Begin
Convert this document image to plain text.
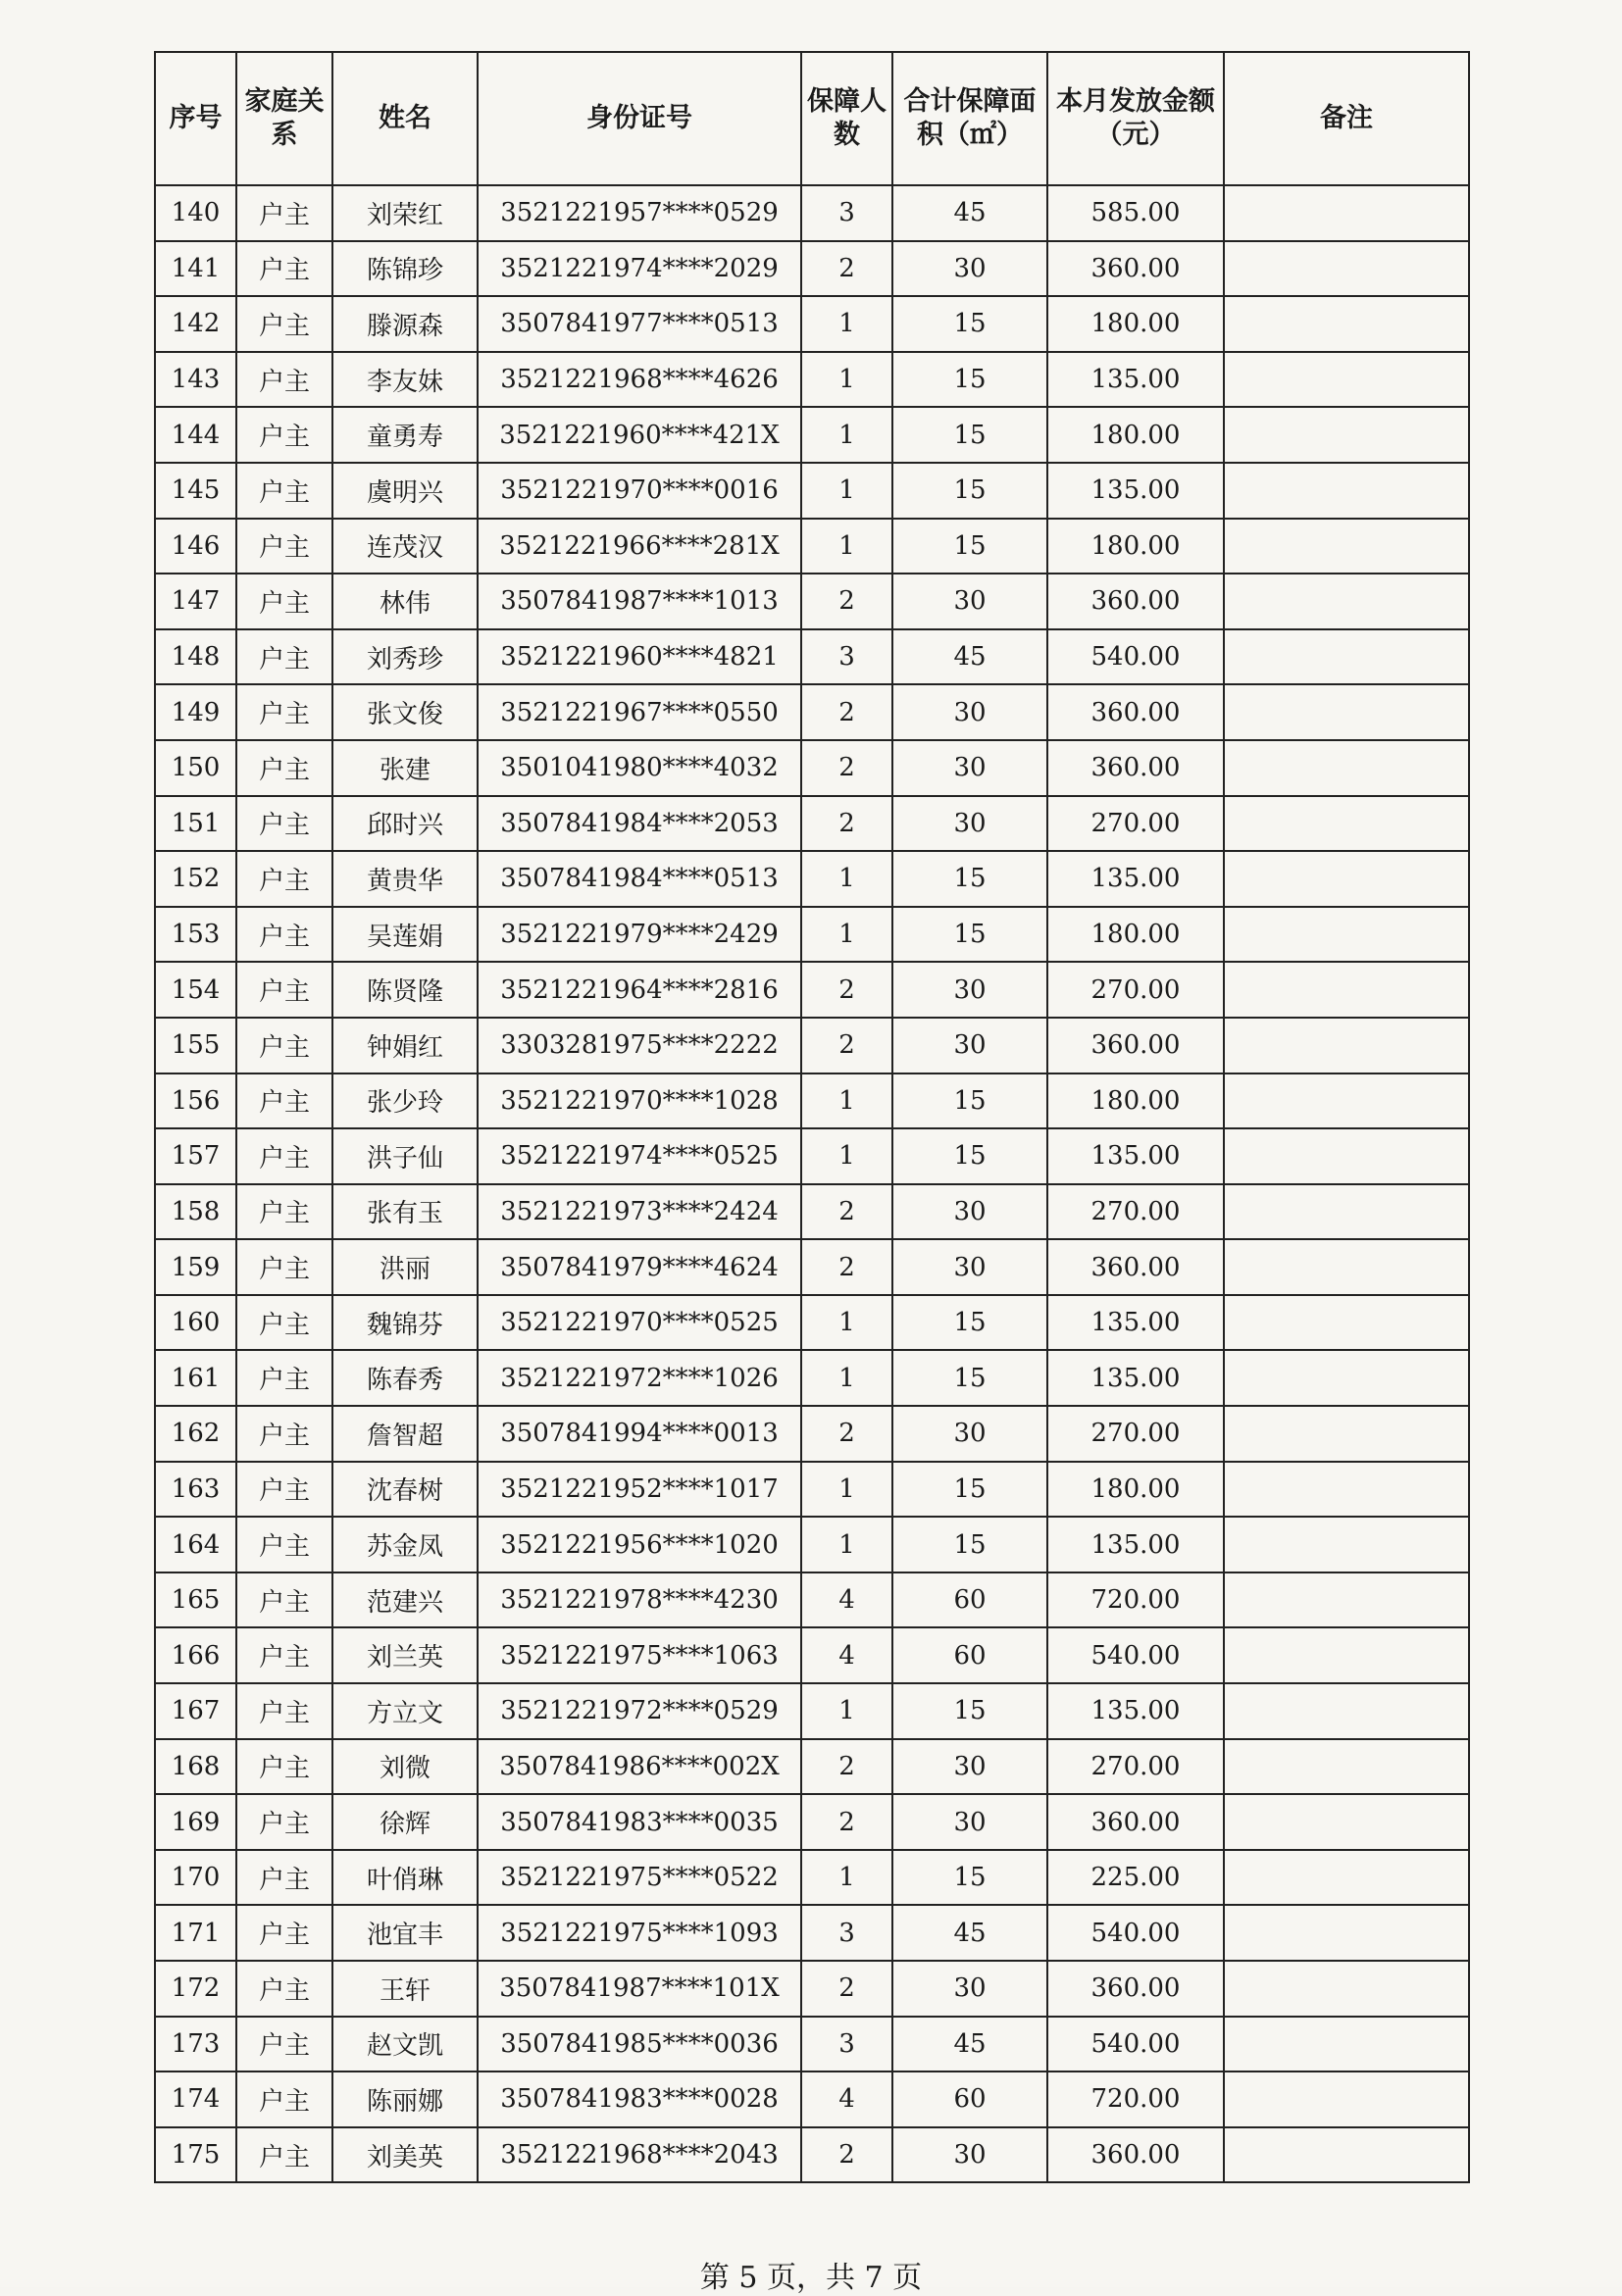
序号	家庭关系	姓名	身份证号	保障人数	合计保障面积（㎡）	本月发放金额（元）	备注
140	户主	刘荣红	3521221957****0529	3	45	585.00	
141	户主	陈锦珍	3521221974****2029	2	30	360.00	
142	户主	滕源森	3507841977****0513	1	15	180.00	
143	户主	李友妹	3521221968****4626	1	15	135.00	
144	户主	童勇寿	3521221960****421X	1	15	180.00	
145	户主	虞明兴	3521221970****0016	1	15	135.00	
146	户主	连茂汉	3521221966****281X	1	15	180.00	
147	户主	林伟	3507841987****1013	2	30	360.00	
148	户主	刘秀珍	3521221960****4821	3	45	540.00	
149	户主	张文俊	3521221967****0550	2	30	360.00	
150	户主	张建	3501041980****4032	2	30	360.00	
151	户主	邱时兴	3507841984****2053	2	30	270.00	
152	户主	黄贵华	3507841984****0513	1	15	135.00	
153	户主	吴莲娟	3521221979****2429	1	15	180.00	
154	户主	陈贤隆	3521221964****2816	2	30	270.00	
155	户主	钟娟红	3303281975****2222	2	30	360.00	
156	户主	张少玲	3521221970****1028	1	15	180.00	
157	户主	洪子仙	3521221974****0525	1	15	135.00	
158	户主	张有玉	3521221973****2424	2	30	270.00	
159	户主	洪丽	3507841979****4624	2	30	360.00	
160	户主	魏锦芬	3521221970****0525	1	15	135.00	
161	户主	陈春秀	3521221972****1026	1	15	135.00	
162	户主	詹智超	3507841994****0013	2	30	270.00	
163	户主	沈春树	3521221952****1017	1	15	180.00	
164	户主	苏金凤	3521221956****1020	1	15	135.00	
165	户主	范建兴	3521221978****4230	4	60	720.00	
166	户主	刘兰英	3521221975****1063	4	60	540.00	
167	户主	方立文	3521221972****0529	1	15	135.00	
168	户主	刘微	3507841986****002X	2	30	270.00	
169	户主	徐辉	3507841983****0035	2	30	360.00	
170	户主	叶俏琳	3521221975****0522	1	15	225.00	
171	户主	池宜丰	3521221975****1093	3	45	540.00	
172	户主	王轩	3507841987****101X	2	30	360.00	
173	户主	赵文凯	3507841985****0036	3	45	540.00	
174	户主	陈丽娜	3507841983****0028	4	60	720.00	
175	户主	刘美英	3521221968****2043	2	30	360.00	
第 5 页，共 7 页
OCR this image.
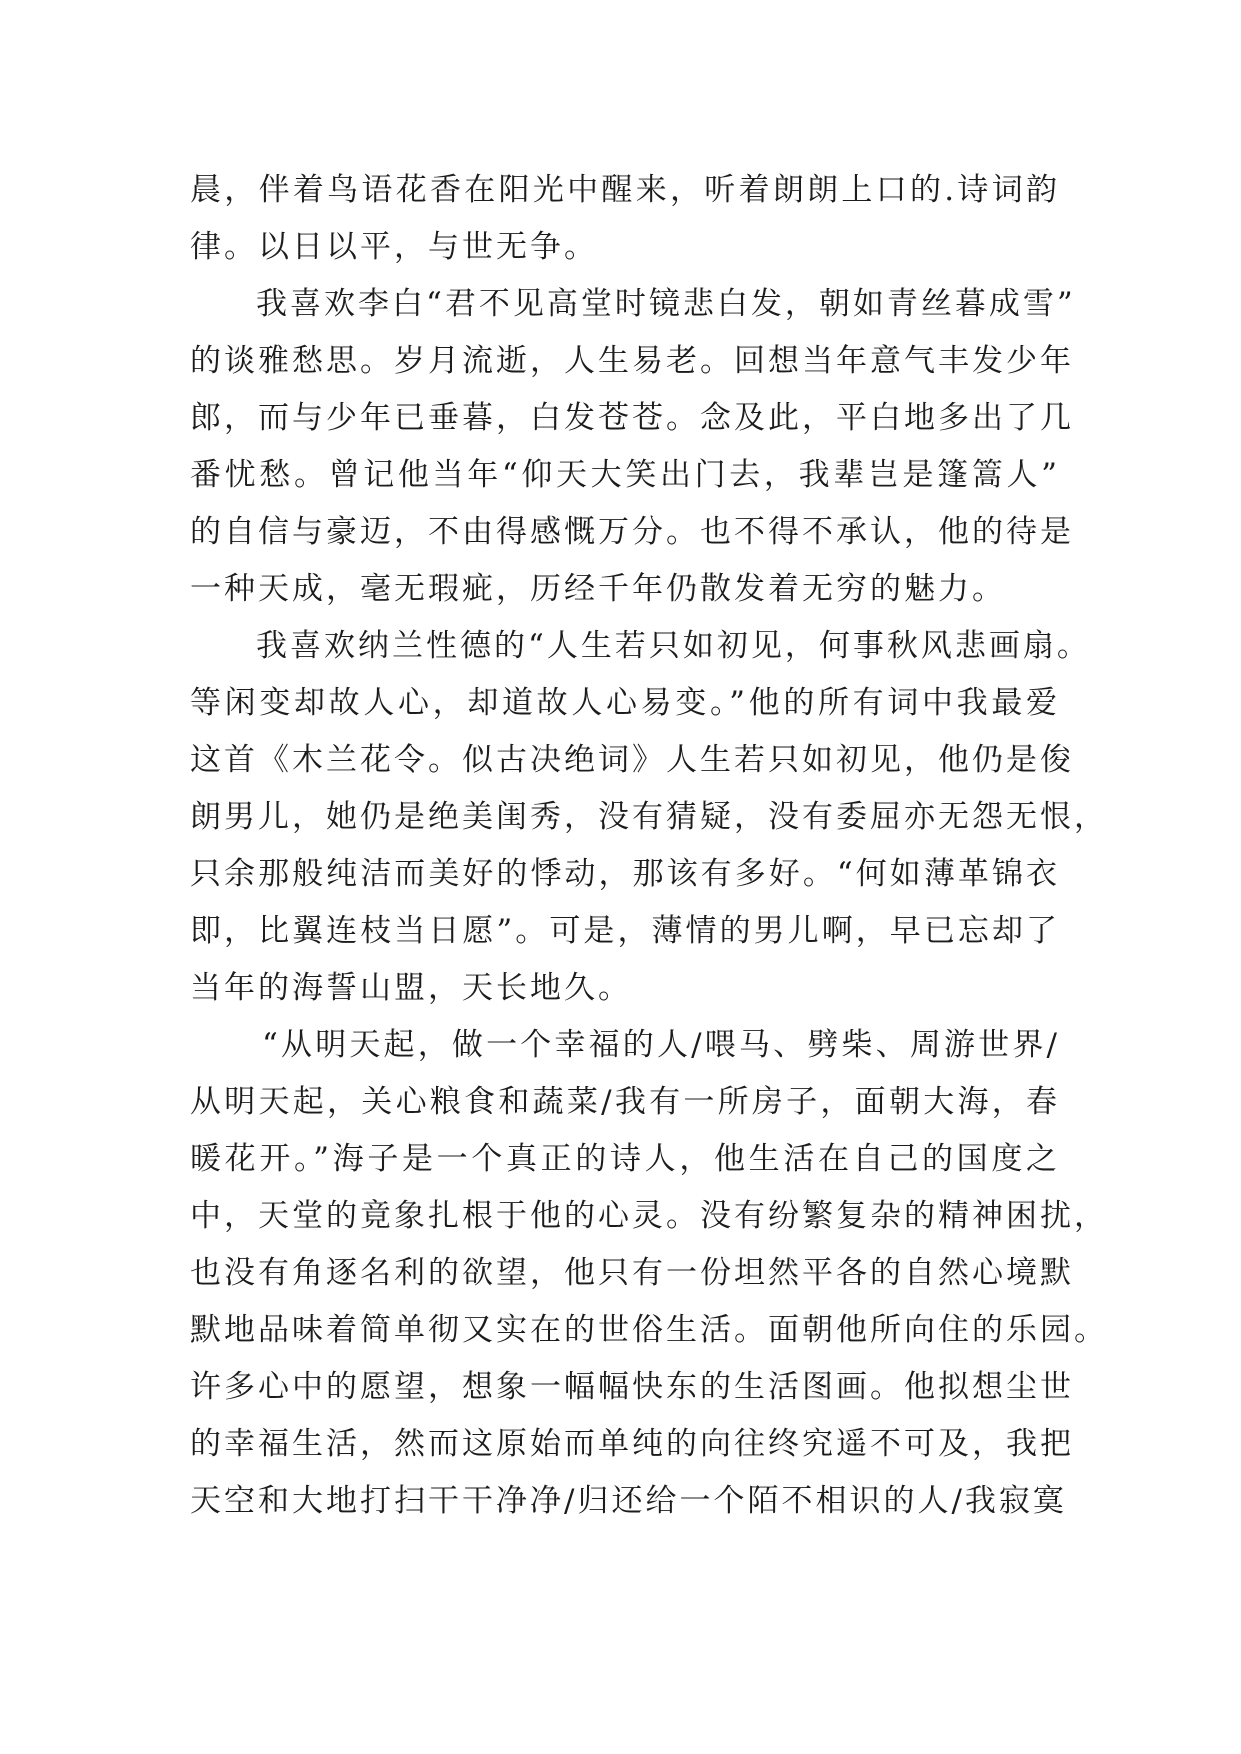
晨，伴着鸟语花香在阳光中醒来，听着朗朗上口的.诗词韵
律。以日以平，与世无争。
我喜欢李白“君不见高堂时镜悲白发，朝如青丝暮成雪”
的谈雅愁思。岁月流逝，人生易老。回想当年意气丰发少年
郎，而与少年已垂暮，白发苍苍。念及此，平白地多出了几
番忧愁。曾记他当年“仰天大笑出门去，我辈岂是篷篙人”
的自信与豪迈，不由得感慨万分。也不得不承认，他的待是
一种天成，毫无瑕疵，历经千年仍散发着无穷的魅力。
我喜欢纳兰性德的“人生若只如初见，何事秋风悲画扇。
等闲变却故人心，却道故人心易变。”他的所有词中我最爱
这首《木兰花令。似古决绝词》人生若只如初见，他仍是俊
朗男儿，她仍是绝美闺秀，没有猜疑，没有委屈亦无怨无恨，
只余那般纯洁而美好的悸动，那该有多好。“何如薄革锦衣
即，比翼连枝当日愿”。可是，薄情的男儿啊，早已忘却了
当年的海誓山盟，天长地久。
“从明天起，做一个幸福的人/喂马、劈柴、周游世界/
从明天起，关心粮食和蔬菜/我有一所房子，面朝大海，春
暖花开。”海子是一个真正的诗人，他生活在自己的国度之
中，天堂的竟象扎根于他的心灵。没有纷繁复杂的精神困扰，
也没有角逐名利的欲望，他只有一份坦然平各的自然心境默
默地品味着简单彻又实在的世俗生活。面朝他所向住的乐园。
许多心中的愿望，想象一幅幅快东的生活图画。他拟想尘世
的幸福生活，然而这原始而单纯的向往终究遥不可及，我把
天空和大地打扫干干净净/归还给一个陌不相识的人/我寂寞
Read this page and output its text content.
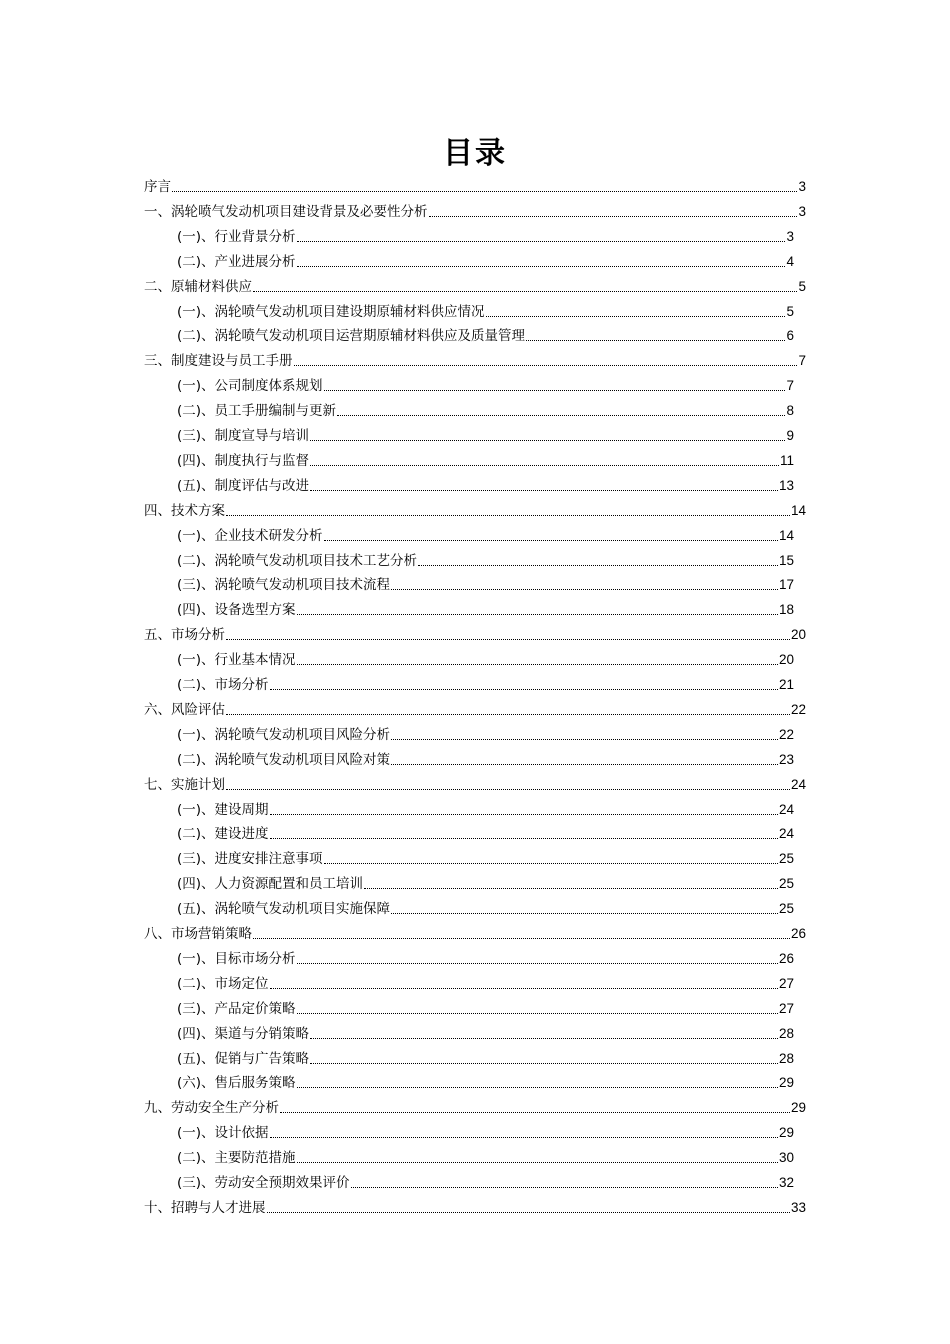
目录
序言	3
一、涡轮喷气发动机项目建设背景及必要性分析	3
(一)、行业背景分析	3
(二)、产业进展分析	4
二、原辅材料供应	5
(一)、涡轮喷气发动机项目建设期原辅材料供应情况	5
(二)、涡轮喷气发动机项目运营期原辅材料供应及质量管理	6
三、制度建设与员工手册	7
(一)、公司制度体系规划	7
(二)、员工手册编制与更新	8
(三)、制度宣导与培训	9
(四)、制度执行与监督	11
(五)、制度评估与改进	13
四、技术方案	14
(一)、企业技术研发分析	14
(二)、涡轮喷气发动机项目技术工艺分析	15
(三)、涡轮喷气发动机项目技术流程	17
(四)、设备选型方案	18
五、市场分析	20
(一)、行业基本情况	20
(二)、市场分析	21
六、风险评估	22
(一)、涡轮喷气发动机项目风险分析	22
(二)、涡轮喷气发动机项目风险对策	23
七、实施计划	24
(一)、建设周期	24
(二)、建设进度	24
(三)、进度安排注意事项	25
(四)、人力资源配置和员工培训	25
(五)、涡轮喷气发动机项目实施保障	25
八、市场营销策略	26
(一)、目标市场分析	26
(二)、市场定位	27
(三)、产品定价策略	27
(四)、渠道与分销策略	28
(五)、促销与广告策略	28
(六)、售后服务策略	29
九、劳动安全生产分析	29
(一)、设计依据	29
(二)、主要防范措施	30
(三)、劳动安全预期效果评价	32
十、招聘与人才进展	33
End
TASK OBJECTIVE: Out of the material above, select every line that holds the string "text".

FULL RESPONSE:
Convert this document image to plain text.
Read this page and output its text content.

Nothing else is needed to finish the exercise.